_ENTRIES PROVIDED_
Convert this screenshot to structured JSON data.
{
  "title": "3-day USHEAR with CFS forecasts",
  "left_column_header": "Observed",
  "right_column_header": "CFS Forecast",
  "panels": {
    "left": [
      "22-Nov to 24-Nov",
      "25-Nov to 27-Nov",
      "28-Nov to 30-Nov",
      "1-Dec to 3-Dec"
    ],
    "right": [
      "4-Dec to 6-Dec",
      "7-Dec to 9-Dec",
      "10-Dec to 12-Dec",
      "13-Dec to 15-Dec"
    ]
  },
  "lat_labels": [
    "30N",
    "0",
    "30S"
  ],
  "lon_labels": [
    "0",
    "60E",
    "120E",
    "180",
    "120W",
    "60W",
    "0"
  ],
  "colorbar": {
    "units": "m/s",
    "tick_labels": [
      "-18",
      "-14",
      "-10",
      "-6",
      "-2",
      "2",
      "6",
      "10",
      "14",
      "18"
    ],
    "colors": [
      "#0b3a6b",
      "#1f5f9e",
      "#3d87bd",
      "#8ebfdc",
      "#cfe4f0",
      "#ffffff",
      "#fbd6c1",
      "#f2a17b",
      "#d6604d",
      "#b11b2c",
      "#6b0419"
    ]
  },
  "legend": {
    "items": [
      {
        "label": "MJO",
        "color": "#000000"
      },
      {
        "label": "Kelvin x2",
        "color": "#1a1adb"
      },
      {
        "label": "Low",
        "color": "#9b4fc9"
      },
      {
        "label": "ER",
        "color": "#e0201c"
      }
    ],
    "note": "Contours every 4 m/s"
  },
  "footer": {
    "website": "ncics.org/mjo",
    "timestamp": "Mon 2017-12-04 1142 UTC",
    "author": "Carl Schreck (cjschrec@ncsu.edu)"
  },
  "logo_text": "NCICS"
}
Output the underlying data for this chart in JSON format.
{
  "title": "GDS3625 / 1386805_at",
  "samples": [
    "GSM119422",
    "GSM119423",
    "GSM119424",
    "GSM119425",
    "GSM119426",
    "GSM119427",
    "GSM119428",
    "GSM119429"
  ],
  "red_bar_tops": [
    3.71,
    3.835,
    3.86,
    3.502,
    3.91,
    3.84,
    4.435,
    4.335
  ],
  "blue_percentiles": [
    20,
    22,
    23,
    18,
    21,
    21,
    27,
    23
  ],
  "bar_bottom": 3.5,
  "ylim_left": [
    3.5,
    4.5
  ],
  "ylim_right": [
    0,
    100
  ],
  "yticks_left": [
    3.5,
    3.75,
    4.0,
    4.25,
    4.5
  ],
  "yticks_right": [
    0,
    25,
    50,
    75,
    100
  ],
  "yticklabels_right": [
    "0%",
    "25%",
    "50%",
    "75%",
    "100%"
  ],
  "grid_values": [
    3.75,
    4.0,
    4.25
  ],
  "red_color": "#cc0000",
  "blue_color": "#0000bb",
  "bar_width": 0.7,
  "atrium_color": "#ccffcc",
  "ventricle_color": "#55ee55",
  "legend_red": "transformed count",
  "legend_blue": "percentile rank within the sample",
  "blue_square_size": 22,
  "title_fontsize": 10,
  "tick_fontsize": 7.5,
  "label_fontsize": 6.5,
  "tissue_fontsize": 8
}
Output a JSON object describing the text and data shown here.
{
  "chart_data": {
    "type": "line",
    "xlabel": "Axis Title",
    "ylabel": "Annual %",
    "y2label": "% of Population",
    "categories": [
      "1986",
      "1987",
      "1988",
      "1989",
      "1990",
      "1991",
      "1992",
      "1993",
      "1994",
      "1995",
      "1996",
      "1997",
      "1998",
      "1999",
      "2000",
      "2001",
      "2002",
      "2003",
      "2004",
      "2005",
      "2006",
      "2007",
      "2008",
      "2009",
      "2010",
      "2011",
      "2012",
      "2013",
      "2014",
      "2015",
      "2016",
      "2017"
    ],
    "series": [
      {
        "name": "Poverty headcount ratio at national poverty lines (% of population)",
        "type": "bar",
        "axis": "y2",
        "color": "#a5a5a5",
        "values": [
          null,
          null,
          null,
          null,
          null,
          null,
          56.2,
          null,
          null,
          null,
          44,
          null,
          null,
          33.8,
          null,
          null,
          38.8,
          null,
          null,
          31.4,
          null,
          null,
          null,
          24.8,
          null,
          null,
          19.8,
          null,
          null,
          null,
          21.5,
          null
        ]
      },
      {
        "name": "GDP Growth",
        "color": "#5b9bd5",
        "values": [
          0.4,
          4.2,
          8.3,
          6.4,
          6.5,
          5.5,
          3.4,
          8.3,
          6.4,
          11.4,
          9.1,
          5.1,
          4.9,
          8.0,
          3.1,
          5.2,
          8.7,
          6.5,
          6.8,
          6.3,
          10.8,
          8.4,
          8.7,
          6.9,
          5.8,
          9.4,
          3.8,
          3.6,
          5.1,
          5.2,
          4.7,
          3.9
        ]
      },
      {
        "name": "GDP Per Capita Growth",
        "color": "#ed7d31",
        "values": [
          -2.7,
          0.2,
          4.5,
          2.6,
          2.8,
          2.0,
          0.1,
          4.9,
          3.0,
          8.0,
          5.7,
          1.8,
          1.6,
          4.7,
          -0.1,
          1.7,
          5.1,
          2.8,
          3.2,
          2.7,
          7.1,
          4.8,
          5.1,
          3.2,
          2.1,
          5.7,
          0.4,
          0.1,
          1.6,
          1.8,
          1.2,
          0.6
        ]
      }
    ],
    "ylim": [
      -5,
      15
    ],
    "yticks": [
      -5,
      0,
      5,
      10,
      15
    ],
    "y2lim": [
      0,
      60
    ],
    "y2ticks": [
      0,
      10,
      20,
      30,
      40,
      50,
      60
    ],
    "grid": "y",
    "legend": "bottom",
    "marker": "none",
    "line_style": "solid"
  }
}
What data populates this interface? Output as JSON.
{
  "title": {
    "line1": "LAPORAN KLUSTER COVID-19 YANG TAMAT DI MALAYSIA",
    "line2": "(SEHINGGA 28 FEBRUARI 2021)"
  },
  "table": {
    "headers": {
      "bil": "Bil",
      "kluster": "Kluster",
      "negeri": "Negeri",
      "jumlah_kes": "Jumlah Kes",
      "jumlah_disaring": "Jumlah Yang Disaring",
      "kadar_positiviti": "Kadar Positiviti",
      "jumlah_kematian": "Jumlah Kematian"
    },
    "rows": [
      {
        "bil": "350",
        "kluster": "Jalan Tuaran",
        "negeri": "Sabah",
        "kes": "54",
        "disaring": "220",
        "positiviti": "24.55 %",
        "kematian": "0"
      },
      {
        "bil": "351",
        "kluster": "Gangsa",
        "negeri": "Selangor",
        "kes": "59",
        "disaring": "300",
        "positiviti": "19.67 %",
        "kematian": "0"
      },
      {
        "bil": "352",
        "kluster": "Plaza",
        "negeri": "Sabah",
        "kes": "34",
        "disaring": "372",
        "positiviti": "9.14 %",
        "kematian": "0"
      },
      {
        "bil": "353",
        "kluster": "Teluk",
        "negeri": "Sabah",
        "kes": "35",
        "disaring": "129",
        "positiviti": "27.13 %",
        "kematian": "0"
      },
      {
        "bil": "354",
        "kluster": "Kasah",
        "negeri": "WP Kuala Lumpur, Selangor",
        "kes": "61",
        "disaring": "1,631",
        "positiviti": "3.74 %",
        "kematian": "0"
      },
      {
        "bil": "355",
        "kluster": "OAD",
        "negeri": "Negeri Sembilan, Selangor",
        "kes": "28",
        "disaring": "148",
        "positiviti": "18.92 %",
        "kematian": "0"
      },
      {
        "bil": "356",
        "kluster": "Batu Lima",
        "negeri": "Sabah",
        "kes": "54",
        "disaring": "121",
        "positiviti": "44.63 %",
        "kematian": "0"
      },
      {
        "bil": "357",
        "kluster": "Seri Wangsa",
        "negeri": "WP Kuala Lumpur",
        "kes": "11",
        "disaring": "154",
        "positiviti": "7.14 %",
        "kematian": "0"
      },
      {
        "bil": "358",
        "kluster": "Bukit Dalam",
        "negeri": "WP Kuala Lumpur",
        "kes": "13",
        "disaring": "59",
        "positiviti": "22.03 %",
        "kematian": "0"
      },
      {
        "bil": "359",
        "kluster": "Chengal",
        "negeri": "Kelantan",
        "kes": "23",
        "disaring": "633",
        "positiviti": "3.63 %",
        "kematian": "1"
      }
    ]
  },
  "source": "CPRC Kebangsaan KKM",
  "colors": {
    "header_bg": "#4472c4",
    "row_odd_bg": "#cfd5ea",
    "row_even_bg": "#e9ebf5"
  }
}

_GIVEN EXERCISE_
Above are the records. Copy every line in them holding "this".

_RESPONSE TO THE EXERCISE_
Convert this screenshot to structured JSON data.
Output the underlying data for this chart in JSON format.
What data populates this interface? Output as JSON.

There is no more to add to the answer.